• Brief
Reproduce the lines below with every "banner-page-dot" switched to "carousel-dot", keeping everything else unchanged.

====== Extracted records

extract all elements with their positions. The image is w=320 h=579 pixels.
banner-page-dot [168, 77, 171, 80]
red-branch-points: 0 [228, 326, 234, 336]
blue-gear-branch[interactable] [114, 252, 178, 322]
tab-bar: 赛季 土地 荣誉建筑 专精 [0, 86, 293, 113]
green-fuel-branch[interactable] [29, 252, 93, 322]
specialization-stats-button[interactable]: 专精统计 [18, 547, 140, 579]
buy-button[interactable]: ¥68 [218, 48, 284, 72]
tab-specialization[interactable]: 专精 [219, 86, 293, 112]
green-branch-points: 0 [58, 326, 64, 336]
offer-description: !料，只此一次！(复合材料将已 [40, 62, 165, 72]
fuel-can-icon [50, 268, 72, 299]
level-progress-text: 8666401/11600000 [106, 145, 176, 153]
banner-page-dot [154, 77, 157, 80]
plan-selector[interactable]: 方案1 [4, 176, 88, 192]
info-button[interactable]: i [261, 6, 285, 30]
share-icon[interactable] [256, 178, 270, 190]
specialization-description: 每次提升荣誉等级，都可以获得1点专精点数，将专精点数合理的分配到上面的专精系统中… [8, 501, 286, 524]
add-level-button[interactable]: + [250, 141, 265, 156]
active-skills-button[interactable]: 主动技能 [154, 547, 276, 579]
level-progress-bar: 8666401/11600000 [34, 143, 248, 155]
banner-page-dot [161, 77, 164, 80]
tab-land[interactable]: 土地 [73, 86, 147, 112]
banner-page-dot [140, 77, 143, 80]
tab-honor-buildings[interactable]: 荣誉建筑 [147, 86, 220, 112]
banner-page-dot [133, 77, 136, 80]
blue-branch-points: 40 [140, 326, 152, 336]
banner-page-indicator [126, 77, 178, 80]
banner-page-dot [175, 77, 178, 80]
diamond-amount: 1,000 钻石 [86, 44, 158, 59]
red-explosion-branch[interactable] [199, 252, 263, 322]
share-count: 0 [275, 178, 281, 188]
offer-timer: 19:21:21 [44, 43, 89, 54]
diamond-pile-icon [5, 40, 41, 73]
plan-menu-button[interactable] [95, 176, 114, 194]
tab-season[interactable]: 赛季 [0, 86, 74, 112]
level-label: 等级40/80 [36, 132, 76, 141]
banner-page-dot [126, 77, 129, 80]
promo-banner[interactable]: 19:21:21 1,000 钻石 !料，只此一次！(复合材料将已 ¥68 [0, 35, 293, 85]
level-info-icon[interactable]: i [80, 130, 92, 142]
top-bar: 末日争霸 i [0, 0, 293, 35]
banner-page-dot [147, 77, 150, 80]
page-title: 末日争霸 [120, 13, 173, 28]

============

• The result
extract all elements with their positions. The image is w=320 h=579 pixels.
carousel-dot [168, 77, 171, 80]
red-branch-points: 0 [228, 326, 234, 336]
blue-gear-branch[interactable] [114, 252, 178, 322]
tab-bar: 赛季 土地 荣誉建筑 专精 [0, 86, 293, 113]
green-fuel-branch[interactable] [29, 252, 93, 322]
specialization-stats-button[interactable]: 专精统计 [18, 547, 140, 579]
buy-button[interactable]: ¥68 [218, 48, 284, 72]
tab-specialization[interactable]: 专精 [219, 86, 293, 112]
green-branch-points: 0 [58, 326, 64, 336]
offer-description: !料，只此一次！(复合材料将已 [40, 62, 165, 72]
fuel-can-icon [50, 268, 72, 299]
level-progress-text: 8666401/11600000 [106, 145, 176, 153]
carousel-dot [154, 77, 157, 80]
plan-selector[interactable]: 方案1 [4, 176, 88, 192]
info-button[interactable]: i [261, 6, 285, 30]
share-icon[interactable] [256, 178, 270, 190]
specialization-description: 每次提升荣誉等级，都可以获得1点专精点数，将专精点数合理的分配到上面的专精系统中… [8, 501, 286, 524]
add-level-button[interactable]: + [250, 141, 265, 156]
active-skills-button[interactable]: 主动技能 [154, 547, 276, 579]
level-progress-bar: 8666401/11600000 [34, 143, 248, 155]
carousel-dot [161, 77, 164, 80]
tab-land[interactable]: 土地 [73, 86, 147, 112]
carousel-dot [140, 77, 143, 80]
tab-honor-buildings[interactable]: 荣誉建筑 [147, 86, 220, 112]
carousel-dot [133, 77, 136, 80]
blue-branch-points: 40 [140, 326, 152, 336]
banner-page-indicator [126, 77, 178, 80]
carousel-dot [175, 77, 178, 80]
diamond-amount: 1,000 钻石 [86, 44, 158, 59]
red-explosion-branch[interactable] [199, 252, 263, 322]
share-count: 0 [275, 178, 281, 188]
offer-timer: 19:21:21 [44, 43, 89, 54]
diamond-pile-icon [5, 40, 41, 73]
plan-menu-button[interactable] [95, 176, 114, 194]
tab-season[interactable]: 赛季 [0, 86, 74, 112]
level-label: 等级40/80 [36, 132, 76, 141]
carousel-dot [126, 77, 129, 80]
promo-banner[interactable]: 19:21:21 1,000 钻石 !料，只此一次！(复合材料将已 ¥68 [0, 35, 293, 85]
level-info-icon[interactable]: i [80, 130, 92, 142]
top-bar: 末日争霸 i [0, 0, 293, 35]
carousel-dot [147, 77, 150, 80]
page-title: 末日争霸 [120, 13, 173, 28]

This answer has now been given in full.